What the task requires =
Copy out each line featuring the string "Republic" from the entries beneath.

Record set =
- - - - -
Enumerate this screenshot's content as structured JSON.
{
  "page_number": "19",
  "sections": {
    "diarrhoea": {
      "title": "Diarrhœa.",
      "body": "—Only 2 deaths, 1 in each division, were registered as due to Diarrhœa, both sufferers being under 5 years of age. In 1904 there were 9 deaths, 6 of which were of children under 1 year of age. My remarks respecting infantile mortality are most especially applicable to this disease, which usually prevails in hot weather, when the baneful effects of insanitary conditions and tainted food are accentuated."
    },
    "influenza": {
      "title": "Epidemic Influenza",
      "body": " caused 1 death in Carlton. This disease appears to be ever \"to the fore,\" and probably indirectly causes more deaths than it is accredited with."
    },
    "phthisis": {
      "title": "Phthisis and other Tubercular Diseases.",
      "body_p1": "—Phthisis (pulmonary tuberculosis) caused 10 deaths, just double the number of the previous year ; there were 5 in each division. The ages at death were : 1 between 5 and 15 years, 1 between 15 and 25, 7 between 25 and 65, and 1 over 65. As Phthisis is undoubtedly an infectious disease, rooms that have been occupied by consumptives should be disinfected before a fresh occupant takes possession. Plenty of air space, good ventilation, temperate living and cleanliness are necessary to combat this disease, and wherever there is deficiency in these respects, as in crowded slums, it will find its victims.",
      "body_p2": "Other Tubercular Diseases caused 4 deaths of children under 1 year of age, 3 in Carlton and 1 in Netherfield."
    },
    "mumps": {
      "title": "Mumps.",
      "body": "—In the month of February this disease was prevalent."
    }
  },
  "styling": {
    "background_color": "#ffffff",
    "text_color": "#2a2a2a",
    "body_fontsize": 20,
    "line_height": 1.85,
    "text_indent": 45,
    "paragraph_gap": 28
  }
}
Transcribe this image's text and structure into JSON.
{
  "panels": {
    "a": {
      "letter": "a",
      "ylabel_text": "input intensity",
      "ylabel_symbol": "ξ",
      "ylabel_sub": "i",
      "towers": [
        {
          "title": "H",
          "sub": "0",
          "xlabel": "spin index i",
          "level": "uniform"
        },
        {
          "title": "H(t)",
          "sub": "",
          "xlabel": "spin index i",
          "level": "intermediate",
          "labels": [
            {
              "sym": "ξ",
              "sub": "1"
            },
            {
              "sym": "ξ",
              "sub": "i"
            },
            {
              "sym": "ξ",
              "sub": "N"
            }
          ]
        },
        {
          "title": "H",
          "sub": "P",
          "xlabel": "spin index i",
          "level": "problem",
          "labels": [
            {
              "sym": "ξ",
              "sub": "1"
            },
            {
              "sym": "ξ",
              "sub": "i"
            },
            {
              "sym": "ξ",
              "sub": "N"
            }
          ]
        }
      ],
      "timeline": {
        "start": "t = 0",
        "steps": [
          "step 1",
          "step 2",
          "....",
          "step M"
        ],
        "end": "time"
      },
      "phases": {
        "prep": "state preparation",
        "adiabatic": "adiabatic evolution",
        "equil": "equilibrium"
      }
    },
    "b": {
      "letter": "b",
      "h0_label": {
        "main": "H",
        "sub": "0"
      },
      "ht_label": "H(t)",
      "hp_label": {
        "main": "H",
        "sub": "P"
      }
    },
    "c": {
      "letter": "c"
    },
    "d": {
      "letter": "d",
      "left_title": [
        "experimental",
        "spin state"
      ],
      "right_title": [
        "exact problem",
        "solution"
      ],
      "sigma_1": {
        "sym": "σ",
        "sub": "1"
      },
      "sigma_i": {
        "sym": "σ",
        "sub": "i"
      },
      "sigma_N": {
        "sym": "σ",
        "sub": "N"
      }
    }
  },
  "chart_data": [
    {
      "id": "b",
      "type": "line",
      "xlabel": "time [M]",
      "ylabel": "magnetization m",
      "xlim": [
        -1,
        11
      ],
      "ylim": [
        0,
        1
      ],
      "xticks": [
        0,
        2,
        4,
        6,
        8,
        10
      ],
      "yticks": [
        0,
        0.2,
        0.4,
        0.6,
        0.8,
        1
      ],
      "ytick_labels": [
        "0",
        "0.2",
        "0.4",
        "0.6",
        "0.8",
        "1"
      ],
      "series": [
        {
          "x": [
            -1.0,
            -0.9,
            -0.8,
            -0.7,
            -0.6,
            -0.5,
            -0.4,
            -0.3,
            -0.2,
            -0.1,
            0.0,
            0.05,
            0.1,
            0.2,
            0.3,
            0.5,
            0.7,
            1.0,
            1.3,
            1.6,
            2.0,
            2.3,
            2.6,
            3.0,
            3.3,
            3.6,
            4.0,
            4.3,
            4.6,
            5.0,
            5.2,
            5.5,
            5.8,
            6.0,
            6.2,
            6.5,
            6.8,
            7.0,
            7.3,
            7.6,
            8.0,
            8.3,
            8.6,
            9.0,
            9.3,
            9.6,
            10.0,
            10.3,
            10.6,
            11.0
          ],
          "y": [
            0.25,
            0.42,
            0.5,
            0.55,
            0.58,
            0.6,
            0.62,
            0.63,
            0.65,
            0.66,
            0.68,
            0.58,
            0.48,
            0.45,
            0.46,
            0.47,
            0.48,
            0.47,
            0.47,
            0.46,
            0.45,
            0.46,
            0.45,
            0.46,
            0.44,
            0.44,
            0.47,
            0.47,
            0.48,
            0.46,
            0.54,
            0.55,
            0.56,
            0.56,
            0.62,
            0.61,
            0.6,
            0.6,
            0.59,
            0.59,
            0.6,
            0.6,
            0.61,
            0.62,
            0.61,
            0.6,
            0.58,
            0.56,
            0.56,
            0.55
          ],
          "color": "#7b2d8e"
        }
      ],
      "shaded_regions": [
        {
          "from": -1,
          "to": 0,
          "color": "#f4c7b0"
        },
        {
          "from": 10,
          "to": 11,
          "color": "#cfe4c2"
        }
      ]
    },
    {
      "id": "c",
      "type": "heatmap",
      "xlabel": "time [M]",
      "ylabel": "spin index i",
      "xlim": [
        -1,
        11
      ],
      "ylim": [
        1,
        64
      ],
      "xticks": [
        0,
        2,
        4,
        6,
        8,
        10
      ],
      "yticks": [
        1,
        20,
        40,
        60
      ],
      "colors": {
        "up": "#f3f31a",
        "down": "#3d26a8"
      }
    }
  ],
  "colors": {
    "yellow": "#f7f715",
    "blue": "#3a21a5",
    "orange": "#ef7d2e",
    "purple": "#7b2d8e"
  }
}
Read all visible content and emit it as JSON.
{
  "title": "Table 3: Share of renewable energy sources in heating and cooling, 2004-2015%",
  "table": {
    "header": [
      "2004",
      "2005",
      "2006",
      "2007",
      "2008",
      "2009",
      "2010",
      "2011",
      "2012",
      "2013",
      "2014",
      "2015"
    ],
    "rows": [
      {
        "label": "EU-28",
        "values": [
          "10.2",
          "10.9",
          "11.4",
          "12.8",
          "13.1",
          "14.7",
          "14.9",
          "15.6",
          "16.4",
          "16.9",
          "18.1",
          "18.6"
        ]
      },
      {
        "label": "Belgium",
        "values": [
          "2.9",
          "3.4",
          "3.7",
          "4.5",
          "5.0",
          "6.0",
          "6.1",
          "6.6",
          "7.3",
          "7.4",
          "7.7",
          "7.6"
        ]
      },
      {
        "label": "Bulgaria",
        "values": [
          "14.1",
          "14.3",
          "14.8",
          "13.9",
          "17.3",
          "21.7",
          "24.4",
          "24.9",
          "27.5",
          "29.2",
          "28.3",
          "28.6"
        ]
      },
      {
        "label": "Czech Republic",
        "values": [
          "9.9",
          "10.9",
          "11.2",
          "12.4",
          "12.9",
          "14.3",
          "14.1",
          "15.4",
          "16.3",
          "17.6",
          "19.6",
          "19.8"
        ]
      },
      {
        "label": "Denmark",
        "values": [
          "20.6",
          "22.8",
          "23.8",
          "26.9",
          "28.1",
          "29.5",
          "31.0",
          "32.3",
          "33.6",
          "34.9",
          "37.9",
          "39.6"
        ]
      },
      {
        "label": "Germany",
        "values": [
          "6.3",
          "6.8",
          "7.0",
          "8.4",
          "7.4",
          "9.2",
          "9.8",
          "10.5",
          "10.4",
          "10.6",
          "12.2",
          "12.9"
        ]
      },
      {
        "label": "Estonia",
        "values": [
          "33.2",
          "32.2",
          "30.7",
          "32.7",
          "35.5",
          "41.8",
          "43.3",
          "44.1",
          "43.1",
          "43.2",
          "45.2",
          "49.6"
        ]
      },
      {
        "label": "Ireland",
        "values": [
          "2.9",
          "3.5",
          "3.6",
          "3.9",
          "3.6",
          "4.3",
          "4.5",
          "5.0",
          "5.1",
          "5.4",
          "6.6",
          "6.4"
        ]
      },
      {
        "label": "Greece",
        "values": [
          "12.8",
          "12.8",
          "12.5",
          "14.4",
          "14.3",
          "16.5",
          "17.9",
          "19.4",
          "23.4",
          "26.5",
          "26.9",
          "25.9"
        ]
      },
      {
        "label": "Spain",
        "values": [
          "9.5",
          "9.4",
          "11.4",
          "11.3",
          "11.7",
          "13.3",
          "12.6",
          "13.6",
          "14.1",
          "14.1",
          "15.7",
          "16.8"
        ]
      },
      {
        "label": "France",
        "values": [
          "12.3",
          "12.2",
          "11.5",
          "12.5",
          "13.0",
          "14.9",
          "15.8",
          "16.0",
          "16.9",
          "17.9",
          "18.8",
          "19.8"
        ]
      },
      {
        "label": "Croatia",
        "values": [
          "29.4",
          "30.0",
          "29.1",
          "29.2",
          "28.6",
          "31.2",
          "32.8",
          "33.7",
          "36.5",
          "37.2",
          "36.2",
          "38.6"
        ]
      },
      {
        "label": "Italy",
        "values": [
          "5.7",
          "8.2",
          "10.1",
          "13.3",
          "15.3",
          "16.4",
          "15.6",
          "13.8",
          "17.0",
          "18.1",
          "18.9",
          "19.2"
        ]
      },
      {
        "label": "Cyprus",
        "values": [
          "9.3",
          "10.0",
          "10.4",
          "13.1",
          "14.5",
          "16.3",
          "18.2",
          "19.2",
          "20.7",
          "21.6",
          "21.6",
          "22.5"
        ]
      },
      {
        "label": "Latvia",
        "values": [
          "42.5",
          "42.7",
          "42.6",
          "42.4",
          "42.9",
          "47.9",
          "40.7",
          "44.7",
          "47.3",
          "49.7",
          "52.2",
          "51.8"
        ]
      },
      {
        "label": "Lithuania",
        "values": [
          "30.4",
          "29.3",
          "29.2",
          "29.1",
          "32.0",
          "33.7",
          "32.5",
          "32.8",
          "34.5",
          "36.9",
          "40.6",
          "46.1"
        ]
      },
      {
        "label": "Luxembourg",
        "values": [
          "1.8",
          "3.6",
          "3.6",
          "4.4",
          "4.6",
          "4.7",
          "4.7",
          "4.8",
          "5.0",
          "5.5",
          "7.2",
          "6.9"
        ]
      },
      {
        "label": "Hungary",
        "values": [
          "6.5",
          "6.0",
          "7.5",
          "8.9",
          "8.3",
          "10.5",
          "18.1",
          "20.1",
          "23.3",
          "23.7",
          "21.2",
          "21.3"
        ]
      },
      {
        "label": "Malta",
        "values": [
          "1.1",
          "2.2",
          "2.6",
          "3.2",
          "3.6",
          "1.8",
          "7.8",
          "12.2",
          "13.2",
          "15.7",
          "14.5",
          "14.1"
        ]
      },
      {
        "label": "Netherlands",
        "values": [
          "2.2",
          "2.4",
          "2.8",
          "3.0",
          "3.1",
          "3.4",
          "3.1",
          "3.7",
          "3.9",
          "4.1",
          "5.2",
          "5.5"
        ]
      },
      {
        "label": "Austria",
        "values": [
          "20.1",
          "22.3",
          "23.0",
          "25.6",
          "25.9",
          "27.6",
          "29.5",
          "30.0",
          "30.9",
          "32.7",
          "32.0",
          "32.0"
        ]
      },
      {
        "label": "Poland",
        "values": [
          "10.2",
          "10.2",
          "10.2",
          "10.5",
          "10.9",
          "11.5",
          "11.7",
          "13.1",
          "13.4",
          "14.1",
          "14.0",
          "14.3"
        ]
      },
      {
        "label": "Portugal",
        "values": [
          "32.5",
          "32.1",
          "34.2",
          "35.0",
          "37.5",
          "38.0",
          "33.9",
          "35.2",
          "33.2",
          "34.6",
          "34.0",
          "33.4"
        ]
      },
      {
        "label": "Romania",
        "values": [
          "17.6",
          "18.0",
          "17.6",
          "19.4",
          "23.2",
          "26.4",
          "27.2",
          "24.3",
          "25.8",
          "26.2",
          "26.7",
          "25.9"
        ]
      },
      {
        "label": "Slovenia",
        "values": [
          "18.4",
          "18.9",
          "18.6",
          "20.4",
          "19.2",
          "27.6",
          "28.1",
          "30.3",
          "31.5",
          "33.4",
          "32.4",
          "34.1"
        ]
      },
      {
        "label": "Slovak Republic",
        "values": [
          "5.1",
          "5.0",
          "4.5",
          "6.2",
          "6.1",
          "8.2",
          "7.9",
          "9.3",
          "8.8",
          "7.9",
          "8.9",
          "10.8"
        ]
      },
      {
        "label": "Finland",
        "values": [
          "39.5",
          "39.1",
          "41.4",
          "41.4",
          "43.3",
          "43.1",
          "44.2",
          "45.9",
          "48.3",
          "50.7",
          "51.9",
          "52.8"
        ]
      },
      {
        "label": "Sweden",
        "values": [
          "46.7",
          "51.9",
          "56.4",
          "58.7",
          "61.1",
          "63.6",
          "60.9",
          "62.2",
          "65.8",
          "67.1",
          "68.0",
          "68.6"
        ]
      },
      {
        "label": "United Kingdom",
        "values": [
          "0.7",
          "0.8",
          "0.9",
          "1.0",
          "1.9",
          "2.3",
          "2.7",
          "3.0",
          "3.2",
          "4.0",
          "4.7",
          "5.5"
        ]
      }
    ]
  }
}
- - - - -
Completed exercise =
        "label": "Czech Republic",
        "label": "Slovak Republic",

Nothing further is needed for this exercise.